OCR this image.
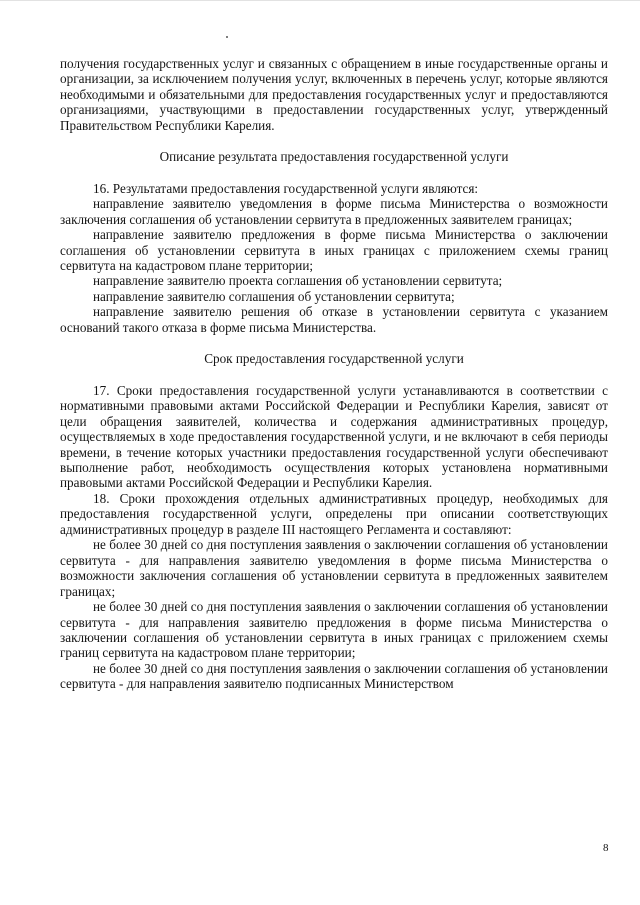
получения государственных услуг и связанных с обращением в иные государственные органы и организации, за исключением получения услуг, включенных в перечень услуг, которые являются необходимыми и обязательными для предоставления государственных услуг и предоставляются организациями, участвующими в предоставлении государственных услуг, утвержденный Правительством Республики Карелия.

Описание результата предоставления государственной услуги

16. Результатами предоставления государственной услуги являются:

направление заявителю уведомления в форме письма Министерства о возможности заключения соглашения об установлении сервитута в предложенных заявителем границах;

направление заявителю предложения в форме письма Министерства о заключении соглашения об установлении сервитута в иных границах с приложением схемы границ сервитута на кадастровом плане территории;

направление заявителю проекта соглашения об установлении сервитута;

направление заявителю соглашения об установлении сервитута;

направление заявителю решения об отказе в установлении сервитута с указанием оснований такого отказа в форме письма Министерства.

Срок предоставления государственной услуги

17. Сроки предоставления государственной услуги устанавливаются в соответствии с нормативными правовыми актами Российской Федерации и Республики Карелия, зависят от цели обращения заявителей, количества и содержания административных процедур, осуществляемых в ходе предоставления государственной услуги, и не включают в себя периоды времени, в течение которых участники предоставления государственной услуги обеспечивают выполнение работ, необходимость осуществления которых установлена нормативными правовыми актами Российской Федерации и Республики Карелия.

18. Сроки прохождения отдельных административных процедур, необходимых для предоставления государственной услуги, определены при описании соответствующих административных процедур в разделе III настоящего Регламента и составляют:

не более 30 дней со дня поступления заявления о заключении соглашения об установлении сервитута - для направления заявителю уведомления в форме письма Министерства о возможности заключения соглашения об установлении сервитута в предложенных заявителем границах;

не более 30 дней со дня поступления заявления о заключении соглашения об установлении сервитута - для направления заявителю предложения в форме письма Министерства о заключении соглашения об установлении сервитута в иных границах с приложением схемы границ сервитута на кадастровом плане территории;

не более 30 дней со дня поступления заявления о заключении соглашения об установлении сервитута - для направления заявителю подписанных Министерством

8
——
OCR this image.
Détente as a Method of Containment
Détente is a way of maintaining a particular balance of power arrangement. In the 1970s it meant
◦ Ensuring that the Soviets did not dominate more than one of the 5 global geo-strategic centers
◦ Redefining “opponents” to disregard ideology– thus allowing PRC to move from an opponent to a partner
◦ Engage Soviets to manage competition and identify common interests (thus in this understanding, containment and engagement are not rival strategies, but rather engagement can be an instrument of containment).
——
■ Exercise goal: Scan the records above for the string "Détente", then report every line that contains it.

■ Solution:
Détente as a Method of Containment
Détente is a way of maintaining a particular balance of power arrangement. In the 1970s it meant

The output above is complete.